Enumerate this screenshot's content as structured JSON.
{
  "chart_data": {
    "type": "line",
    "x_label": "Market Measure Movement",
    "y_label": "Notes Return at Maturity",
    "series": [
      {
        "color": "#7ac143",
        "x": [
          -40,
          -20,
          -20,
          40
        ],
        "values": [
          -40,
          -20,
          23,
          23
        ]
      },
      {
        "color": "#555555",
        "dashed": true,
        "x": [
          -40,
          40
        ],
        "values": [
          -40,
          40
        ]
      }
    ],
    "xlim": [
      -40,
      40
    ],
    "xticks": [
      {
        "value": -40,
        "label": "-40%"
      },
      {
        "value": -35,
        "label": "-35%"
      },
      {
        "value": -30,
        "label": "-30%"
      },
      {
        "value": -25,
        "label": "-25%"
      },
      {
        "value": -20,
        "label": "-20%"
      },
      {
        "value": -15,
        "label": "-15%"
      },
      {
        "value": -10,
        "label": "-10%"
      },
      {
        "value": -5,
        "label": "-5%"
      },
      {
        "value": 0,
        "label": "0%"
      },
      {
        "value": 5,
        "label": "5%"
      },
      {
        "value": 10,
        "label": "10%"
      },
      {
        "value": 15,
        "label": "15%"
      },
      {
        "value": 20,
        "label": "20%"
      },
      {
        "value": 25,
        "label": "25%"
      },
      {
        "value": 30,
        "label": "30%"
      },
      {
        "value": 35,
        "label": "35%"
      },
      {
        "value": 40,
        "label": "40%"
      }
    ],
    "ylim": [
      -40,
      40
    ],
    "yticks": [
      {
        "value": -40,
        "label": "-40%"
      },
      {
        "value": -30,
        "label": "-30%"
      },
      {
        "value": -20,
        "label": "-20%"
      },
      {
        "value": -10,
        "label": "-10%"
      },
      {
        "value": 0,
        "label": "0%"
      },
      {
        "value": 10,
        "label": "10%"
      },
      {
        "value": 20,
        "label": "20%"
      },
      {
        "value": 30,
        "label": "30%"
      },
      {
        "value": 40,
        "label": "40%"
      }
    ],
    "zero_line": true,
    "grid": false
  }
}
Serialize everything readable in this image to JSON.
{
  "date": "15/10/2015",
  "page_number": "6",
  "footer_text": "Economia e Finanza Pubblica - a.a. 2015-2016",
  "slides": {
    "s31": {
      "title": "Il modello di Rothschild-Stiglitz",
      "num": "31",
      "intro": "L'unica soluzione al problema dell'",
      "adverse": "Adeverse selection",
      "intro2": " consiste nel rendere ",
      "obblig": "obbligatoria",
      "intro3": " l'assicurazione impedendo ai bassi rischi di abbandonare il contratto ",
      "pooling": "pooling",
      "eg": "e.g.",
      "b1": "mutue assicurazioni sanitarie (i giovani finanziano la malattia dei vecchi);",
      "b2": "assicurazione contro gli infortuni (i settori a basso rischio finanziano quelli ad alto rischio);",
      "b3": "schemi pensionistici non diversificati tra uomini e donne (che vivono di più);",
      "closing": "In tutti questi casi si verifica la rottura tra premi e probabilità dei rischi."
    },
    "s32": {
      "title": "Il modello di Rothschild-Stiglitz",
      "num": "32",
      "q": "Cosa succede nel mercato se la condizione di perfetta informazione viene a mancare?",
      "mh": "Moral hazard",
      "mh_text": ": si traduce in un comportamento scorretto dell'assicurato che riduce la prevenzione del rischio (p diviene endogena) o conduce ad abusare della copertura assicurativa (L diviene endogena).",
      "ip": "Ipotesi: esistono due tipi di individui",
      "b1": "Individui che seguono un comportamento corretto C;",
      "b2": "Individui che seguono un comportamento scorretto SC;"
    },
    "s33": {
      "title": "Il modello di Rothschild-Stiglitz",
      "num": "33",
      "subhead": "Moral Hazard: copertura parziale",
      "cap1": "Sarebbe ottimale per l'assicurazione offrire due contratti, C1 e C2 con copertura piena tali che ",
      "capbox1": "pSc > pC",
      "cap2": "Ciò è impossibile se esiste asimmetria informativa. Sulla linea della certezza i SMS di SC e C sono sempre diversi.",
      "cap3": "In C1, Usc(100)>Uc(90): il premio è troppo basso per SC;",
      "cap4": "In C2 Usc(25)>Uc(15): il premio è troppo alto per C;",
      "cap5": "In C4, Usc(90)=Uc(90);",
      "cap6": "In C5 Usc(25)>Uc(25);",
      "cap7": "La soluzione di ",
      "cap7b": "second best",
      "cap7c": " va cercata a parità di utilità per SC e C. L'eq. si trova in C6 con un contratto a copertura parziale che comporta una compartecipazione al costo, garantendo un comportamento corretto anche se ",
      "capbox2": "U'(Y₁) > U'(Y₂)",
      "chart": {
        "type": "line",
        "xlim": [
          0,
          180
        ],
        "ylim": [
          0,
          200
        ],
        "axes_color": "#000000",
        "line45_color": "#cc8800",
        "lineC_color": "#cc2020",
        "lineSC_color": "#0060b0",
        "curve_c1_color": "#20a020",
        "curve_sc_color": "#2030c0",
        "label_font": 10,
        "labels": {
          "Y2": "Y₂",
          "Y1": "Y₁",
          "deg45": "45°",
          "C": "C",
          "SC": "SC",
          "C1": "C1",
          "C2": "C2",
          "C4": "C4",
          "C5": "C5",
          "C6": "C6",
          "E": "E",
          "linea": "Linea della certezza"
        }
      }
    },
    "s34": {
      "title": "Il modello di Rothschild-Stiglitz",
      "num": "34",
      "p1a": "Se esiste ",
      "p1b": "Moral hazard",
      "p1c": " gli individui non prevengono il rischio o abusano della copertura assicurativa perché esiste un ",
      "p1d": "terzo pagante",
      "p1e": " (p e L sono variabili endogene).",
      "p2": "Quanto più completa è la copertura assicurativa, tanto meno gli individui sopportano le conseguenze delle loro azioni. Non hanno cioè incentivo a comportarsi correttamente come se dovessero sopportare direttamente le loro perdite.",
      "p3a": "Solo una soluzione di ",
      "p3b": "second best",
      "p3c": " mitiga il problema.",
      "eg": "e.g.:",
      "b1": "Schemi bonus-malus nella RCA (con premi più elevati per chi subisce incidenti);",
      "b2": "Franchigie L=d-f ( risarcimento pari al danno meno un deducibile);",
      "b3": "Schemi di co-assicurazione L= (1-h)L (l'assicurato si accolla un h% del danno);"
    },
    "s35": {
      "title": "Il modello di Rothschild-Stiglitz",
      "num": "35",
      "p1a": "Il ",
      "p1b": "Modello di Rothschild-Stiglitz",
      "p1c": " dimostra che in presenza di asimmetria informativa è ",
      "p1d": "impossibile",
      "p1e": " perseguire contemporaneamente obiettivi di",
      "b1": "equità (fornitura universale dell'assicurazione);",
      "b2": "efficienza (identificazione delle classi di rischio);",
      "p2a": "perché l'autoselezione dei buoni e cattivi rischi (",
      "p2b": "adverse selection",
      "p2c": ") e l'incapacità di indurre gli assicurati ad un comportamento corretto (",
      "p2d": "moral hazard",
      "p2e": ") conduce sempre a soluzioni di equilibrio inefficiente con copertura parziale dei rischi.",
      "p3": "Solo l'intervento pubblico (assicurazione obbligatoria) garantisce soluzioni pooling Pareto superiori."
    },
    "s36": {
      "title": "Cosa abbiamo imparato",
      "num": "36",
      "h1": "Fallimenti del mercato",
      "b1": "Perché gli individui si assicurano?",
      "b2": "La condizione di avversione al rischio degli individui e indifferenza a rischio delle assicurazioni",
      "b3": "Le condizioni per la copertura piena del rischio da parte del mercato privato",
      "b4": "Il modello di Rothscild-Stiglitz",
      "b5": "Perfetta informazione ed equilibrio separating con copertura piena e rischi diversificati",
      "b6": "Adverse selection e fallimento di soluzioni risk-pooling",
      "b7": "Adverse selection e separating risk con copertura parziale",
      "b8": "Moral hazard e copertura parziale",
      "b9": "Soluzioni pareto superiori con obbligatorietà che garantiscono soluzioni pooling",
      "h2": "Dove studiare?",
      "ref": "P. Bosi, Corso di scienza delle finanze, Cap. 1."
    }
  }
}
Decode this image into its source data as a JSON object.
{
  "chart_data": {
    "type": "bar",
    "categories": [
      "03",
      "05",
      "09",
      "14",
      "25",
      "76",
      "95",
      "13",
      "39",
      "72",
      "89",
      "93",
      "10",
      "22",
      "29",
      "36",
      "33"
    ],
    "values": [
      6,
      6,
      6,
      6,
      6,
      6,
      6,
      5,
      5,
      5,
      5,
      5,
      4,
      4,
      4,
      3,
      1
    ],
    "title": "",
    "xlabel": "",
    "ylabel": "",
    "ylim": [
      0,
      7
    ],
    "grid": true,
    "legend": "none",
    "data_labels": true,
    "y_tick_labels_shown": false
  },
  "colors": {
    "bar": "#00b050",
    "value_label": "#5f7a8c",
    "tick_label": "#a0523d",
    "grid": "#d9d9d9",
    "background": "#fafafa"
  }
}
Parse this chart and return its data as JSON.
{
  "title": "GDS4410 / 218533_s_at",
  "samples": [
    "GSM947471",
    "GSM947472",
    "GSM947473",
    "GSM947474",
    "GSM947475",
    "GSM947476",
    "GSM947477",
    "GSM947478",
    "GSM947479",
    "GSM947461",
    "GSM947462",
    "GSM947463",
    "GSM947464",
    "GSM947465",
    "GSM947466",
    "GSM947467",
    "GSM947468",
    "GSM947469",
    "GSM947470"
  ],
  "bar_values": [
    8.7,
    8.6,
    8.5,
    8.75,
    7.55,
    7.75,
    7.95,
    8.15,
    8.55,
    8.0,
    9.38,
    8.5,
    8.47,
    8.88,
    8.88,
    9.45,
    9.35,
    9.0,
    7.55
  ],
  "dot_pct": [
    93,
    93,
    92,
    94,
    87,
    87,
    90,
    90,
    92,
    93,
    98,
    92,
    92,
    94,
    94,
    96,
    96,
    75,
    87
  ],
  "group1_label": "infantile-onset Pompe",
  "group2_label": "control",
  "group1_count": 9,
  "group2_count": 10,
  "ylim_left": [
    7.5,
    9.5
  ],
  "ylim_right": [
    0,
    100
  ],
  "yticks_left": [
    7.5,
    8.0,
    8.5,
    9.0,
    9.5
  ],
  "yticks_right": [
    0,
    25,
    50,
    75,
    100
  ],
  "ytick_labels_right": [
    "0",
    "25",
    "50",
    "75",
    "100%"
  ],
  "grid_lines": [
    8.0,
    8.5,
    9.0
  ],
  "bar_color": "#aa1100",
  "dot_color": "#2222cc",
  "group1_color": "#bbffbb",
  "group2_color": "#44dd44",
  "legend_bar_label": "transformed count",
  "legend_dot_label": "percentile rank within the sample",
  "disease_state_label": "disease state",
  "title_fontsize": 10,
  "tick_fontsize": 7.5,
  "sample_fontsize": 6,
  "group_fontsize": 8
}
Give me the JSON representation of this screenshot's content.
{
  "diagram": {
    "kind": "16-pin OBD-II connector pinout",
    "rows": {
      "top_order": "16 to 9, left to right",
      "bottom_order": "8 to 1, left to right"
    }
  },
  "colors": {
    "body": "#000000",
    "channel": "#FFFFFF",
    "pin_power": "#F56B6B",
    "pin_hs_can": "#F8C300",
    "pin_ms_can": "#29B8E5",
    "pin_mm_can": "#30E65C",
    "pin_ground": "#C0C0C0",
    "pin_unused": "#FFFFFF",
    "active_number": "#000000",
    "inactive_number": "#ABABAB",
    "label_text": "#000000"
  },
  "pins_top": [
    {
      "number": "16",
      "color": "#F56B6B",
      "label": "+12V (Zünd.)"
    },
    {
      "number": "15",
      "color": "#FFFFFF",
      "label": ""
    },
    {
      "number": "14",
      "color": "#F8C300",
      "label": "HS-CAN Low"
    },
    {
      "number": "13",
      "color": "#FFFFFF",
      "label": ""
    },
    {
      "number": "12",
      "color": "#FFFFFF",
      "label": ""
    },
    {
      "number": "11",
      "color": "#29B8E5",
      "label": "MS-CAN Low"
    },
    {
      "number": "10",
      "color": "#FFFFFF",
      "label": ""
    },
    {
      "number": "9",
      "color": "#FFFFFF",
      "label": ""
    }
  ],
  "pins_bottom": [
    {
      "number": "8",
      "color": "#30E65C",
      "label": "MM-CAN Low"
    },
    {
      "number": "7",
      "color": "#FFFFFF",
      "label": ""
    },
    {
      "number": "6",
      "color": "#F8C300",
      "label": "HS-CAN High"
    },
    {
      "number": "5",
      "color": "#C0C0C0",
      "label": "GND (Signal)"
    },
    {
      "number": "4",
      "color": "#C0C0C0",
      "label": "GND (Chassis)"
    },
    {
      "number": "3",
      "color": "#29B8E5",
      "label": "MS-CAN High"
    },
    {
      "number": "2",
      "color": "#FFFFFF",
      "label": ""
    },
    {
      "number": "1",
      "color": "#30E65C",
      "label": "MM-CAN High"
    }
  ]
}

* _TASK GOAL_
Collect the lines of the data that carry the word "troppo".

* _ANSWER FOR THE TASK_
      "cap3": "In C1, Usc(100)>Uc(90): il premio è troppo basso per SC;",
      "cap4": "In C2 Usc(25)>Uc(15): il premio è troppo alto per C;",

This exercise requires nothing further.